> _STATED GOAL_:
Please repeat all of the lines that follow, exactly as written.

EXERCISE INPUT start

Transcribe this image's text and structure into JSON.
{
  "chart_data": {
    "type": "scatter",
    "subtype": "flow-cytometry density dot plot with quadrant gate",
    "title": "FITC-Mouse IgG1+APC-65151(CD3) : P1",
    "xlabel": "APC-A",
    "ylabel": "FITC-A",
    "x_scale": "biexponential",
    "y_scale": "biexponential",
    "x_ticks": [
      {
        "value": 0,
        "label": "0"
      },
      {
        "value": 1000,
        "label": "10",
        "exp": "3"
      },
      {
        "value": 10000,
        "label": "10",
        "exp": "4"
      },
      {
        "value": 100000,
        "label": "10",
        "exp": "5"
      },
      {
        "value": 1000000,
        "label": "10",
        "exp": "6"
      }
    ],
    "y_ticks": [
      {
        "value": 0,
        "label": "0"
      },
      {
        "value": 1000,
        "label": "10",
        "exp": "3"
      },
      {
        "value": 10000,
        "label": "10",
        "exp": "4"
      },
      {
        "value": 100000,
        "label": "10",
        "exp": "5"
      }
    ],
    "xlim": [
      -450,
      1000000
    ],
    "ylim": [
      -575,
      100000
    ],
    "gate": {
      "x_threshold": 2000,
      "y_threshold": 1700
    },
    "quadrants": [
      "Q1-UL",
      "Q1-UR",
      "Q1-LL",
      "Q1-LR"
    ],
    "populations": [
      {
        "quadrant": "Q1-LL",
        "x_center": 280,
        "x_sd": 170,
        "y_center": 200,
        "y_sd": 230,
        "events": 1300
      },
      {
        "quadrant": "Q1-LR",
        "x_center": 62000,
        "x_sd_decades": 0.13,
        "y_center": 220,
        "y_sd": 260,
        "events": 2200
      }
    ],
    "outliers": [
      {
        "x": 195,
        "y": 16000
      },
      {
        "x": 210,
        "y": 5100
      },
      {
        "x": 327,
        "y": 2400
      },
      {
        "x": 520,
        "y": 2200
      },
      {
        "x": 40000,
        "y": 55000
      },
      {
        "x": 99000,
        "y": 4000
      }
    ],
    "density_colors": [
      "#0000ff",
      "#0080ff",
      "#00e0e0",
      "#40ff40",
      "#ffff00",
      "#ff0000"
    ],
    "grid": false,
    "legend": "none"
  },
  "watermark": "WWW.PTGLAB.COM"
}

EXERCISE INPUT end

> _REPLY_:
Transcribe this image's text and structure into JSON.
{
  "chart_data": {
    "type": "scatter",
    "subtype": "flow-cytometry density dot plot with quadrant gate",
    "title": "FITC-Mouse IgG1+APC-65151(CD3) : P1",
    "xlabel": "APC-A",
    "ylabel": "FITC-A",
    "x_scale": "biexponential",
    "y_scale": "biexponential",
    "x_ticks": [
      {
        "value": 0,
        "label": "0"
      },
      {
        "value": 1000,
        "label": "10",
        "exp": "3"
      },
      {
        "value": 10000,
        "label": "10",
        "exp": "4"
      },
      {
        "value": 100000,
        "label": "10",
        "exp": "5"
      },
      {
        "value": 1000000,
        "label": "10",
        "exp": "6"
      }
    ],
    "y_ticks": [
      {
        "value": 0,
        "label": "0"
      },
      {
        "value": 1000,
        "label": "10",
        "exp": "3"
      },
      {
        "value": 10000,
        "label": "10",
        "exp": "4"
      },
      {
        "value": 100000,
        "label": "10",
        "exp": "5"
      }
    ],
    "xlim": [
      -450,
      1000000
    ],
    "ylim": [
      -575,
      100000
    ],
    "gate": {
      "x_threshold": 2000,
      "y_threshold": 1700
    },
    "quadrants": [
      "Q1-UL",
      "Q1-UR",
      "Q1-LL",
      "Q1-LR"
    ],
    "populations": [
      {
        "quadrant": "Q1-LL",
        "x_center": 280,
        "x_sd": 170,
        "y_center": 200,
        "y_sd": 230,
        "events": 1300
      },
      {
        "quadrant": "Q1-LR",
        "x_center": 62000,
        "x_sd_decades": 0.13,
        "y_center": 220,
        "y_sd": 260,
        "events": 2200
      }
    ],
    "outliers": [
      {
        "x": 195,
        "y": 16000
      },
      {
        "x": 210,
        "y": 5100
      },
      {
        "x": 327,
        "y": 2400
      },
      {
        "x": 520,
        "y": 2200
      },
      {
        "x": 40000,
        "y": 55000
      },
      {
        "x": 99000,
        "y": 4000
      }
    ],
    "density_colors": [
      "#0000ff",
      "#0080ff",
      "#00e0e0",
      "#40ff40",
      "#ffff00",
      "#ff0000"
    ],
    "grid": false,
    "legend": "none"
  },
  "watermark": "WWW.PTGLAB.COM"
}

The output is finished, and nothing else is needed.